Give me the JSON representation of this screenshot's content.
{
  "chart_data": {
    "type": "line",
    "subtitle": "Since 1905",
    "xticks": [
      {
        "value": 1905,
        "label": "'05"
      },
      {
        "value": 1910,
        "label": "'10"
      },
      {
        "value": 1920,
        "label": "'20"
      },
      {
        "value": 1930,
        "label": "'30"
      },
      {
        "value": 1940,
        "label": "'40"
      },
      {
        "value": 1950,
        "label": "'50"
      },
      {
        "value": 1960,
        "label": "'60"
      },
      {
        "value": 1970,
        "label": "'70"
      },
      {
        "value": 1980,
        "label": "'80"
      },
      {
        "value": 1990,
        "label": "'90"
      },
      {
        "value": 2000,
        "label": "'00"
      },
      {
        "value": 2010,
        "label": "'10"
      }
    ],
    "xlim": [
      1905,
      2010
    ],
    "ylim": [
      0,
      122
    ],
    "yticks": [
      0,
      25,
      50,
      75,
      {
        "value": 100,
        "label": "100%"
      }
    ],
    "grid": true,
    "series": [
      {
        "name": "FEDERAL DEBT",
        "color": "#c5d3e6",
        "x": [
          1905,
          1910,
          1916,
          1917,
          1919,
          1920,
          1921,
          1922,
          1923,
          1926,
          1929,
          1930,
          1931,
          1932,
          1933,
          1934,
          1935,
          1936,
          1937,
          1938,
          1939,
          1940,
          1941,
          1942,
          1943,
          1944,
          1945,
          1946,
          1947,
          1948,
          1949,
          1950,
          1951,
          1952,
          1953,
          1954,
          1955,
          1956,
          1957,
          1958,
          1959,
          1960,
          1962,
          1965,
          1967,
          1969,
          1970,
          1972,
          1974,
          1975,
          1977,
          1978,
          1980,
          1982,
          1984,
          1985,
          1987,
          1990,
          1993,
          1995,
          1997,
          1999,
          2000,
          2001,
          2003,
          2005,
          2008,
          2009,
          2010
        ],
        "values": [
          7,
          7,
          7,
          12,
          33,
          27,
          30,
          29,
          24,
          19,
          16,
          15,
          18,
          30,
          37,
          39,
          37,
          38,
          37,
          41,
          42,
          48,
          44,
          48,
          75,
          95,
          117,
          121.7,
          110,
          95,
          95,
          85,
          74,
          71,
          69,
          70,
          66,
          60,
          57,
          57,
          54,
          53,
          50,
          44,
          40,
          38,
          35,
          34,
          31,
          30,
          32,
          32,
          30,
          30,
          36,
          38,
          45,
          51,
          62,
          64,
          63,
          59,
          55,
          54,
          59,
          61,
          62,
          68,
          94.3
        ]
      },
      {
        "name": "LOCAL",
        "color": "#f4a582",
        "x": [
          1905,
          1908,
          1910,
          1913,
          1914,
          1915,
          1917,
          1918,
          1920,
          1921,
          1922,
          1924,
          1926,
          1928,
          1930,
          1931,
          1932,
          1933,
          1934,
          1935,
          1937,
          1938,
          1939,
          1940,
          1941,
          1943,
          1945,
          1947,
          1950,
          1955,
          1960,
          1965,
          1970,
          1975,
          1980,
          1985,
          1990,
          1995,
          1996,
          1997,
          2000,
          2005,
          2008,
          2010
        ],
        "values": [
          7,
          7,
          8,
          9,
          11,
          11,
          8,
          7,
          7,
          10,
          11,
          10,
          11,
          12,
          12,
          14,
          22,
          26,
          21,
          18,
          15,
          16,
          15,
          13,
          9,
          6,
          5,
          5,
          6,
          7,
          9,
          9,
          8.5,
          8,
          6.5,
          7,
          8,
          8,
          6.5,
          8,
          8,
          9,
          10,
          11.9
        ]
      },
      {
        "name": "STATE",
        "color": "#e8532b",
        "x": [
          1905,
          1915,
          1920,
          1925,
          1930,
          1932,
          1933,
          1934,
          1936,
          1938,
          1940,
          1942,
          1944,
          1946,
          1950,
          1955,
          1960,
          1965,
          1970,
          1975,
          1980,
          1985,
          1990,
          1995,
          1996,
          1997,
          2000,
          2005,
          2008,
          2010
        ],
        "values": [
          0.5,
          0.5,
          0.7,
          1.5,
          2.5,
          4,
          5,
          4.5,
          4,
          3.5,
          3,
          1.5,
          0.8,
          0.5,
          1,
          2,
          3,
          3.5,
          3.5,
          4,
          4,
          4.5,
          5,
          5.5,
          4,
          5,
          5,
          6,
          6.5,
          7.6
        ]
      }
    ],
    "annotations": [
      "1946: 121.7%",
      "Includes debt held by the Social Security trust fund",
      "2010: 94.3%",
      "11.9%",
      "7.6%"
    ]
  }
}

Problem description:
Print the listing above in full, exactly as it is.

Problem solution:
Give me the JSON representation of this screenshot's content.
{
  "chart_data": {
    "type": "line",
    "subtitle": "Since 1905",
    "xticks": [
      {
        "value": 1905,
        "label": "'05"
      },
      {
        "value": 1910,
        "label": "'10"
      },
      {
        "value": 1920,
        "label": "'20"
      },
      {
        "value": 1930,
        "label": "'30"
      },
      {
        "value": 1940,
        "label": "'40"
      },
      {
        "value": 1950,
        "label": "'50"
      },
      {
        "value": 1960,
        "label": "'60"
      },
      {
        "value": 1970,
        "label": "'70"
      },
      {
        "value": 1980,
        "label": "'80"
      },
      {
        "value": 1990,
        "label": "'90"
      },
      {
        "value": 2000,
        "label": "'00"
      },
      {
        "value": 2010,
        "label": "'10"
      }
    ],
    "xlim": [
      1905,
      2010
    ],
    "ylim": [
      0,
      122
    ],
    "yticks": [
      0,
      25,
      50,
      75,
      {
        "value": 100,
        "label": "100%"
      }
    ],
    "grid": true,
    "series": [
      {
        "name": "FEDERAL DEBT",
        "color": "#c5d3e6",
        "x": [
          1905,
          1910,
          1916,
          1917,
          1919,
          1920,
          1921,
          1922,
          1923,
          1926,
          1929,
          1930,
          1931,
          1932,
          1933,
          1934,
          1935,
          1936,
          1937,
          1938,
          1939,
          1940,
          1941,
          1942,
          1943,
          1944,
          1945,
          1946,
          1947,
          1948,
          1949,
          1950,
          1951,
          1952,
          1953,
          1954,
          1955,
          1956,
          1957,
          1958,
          1959,
          1960,
          1962,
          1965,
          1967,
          1969,
          1970,
          1972,
          1974,
          1975,
          1977,
          1978,
          1980,
          1982,
          1984,
          1985,
          1987,
          1990,
          1993,
          1995,
          1997,
          1999,
          2000,
          2001,
          2003,
          2005,
          2008,
          2009,
          2010
        ],
        "values": [
          7,
          7,
          7,
          12,
          33,
          27,
          30,
          29,
          24,
          19,
          16,
          15,
          18,
          30,
          37,
          39,
          37,
          38,
          37,
          41,
          42,
          48,
          44,
          48,
          75,
          95,
          117,
          121.7,
          110,
          95,
          95,
          85,
          74,
          71,
          69,
          70,
          66,
          60,
          57,
          57,
          54,
          53,
          50,
          44,
          40,
          38,
          35,
          34,
          31,
          30,
          32,
          32,
          30,
          30,
          36,
          38,
          45,
          51,
          62,
          64,
          63,
          59,
          55,
          54,
          59,
          61,
          62,
          68,
          94.3
        ]
      },
      {
        "name": "LOCAL",
        "color": "#f4a582",
        "x": [
          1905,
          1908,
          1910,
          1913,
          1914,
          1915,
          1917,
          1918,
          1920,
          1921,
          1922,
          1924,
          1926,
          1928,
          1930,
          1931,
          1932,
          1933,
          1934,
          1935,
          1937,
          1938,
          1939,
          1940,
          1941,
          1943,
          1945,
          1947,
          1950,
          1955,
          1960,
          1965,
          1970,
          1975,
          1980,
          1985,
          1990,
          1995,
          1996,
          1997,
          2000,
          2005,
          2008,
          2010
        ],
        "values": [
          7,
          7,
          8,
          9,
          11,
          11,
          8,
          7,
          7,
          10,
          11,
          10,
          11,
          12,
          12,
          14,
          22,
          26,
          21,
          18,
          15,
          16,
          15,
          13,
          9,
          6,
          5,
          5,
          6,
          7,
          9,
          9,
          8.5,
          8,
          6.5,
          7,
          8,
          8,
          6.5,
          8,
          8,
          9,
          10,
          11.9
        ]
      },
      {
        "name": "STATE",
        "color": "#e8532b",
        "x": [
          1905,
          1915,
          1920,
          1925,
          1930,
          1932,
          1933,
          1934,
          1936,
          1938,
          1940,
          1942,
          1944,
          1946,
          1950,
          1955,
          1960,
          1965,
          1970,
          1975,
          1980,
          1985,
          1990,
          1995,
          1996,
          1997,
          2000,
          2005,
          2008,
          2010
        ],
        "values": [
          0.5,
          0.5,
          0.7,
          1.5,
          2.5,
          4,
          5,
          4.5,
          4,
          3.5,
          3,
          1.5,
          0.8,
          0.5,
          1,
          2,
          3,
          3.5,
          3.5,
          4,
          4,
          4.5,
          5,
          5.5,
          4,
          5,
          5,
          6,
          6.5,
          7.6
        ]
      }
    ],
    "annotations": [
      "1946: 121.7%",
      "Includes debt held by the Social Security trust fund",
      "2010: 94.3%",
      "11.9%",
      "7.6%"
    ]
  }
}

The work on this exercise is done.